◆ REQUIREMENTS ◆
Scan each line of the records for the word "color" and extract the ones that have it.

===== SUPPLIED RECORDS

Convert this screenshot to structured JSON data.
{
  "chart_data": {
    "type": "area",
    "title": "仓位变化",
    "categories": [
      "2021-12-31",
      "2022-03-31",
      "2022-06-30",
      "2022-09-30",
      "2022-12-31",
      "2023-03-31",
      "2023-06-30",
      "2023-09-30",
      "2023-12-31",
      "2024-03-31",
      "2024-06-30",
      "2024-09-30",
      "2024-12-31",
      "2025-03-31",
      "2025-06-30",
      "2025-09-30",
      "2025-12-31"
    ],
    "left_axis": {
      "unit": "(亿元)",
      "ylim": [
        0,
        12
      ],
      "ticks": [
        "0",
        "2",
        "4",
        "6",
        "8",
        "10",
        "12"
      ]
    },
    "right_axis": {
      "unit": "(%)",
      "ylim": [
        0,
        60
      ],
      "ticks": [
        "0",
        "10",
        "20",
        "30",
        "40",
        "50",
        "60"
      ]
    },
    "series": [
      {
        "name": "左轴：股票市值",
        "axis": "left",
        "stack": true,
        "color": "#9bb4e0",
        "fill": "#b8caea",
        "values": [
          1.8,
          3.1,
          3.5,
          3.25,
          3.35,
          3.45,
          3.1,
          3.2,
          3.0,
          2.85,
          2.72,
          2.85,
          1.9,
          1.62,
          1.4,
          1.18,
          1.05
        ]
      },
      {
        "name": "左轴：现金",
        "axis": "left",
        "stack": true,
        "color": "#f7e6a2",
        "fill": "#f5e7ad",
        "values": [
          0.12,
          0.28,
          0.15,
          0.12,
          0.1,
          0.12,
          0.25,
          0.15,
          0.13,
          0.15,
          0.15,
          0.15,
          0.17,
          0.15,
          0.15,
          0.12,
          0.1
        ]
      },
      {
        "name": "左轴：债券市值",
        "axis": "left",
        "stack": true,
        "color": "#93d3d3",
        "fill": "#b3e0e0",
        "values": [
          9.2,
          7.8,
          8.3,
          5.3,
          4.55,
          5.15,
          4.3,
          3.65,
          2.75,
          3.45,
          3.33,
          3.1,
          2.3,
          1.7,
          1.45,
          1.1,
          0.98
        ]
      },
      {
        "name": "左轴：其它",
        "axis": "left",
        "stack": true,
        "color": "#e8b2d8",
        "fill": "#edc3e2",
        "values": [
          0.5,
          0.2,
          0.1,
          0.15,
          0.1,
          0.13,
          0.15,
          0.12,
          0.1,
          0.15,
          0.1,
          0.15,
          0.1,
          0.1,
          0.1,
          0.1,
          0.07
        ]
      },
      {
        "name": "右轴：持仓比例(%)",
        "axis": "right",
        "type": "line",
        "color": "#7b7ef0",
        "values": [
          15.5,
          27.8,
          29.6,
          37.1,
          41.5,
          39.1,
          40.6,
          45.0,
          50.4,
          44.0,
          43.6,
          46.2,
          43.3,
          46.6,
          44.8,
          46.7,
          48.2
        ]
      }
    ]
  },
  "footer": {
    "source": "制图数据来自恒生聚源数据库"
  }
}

==========

◆ SOLUTION TO THE PROBLEM ◆
        "color": "#9bb4e0",
        "color": "#f7e6a2",
        "color": "#93d3d3",
        "color": "#e8b2d8",
        "color": "#7b7ef0",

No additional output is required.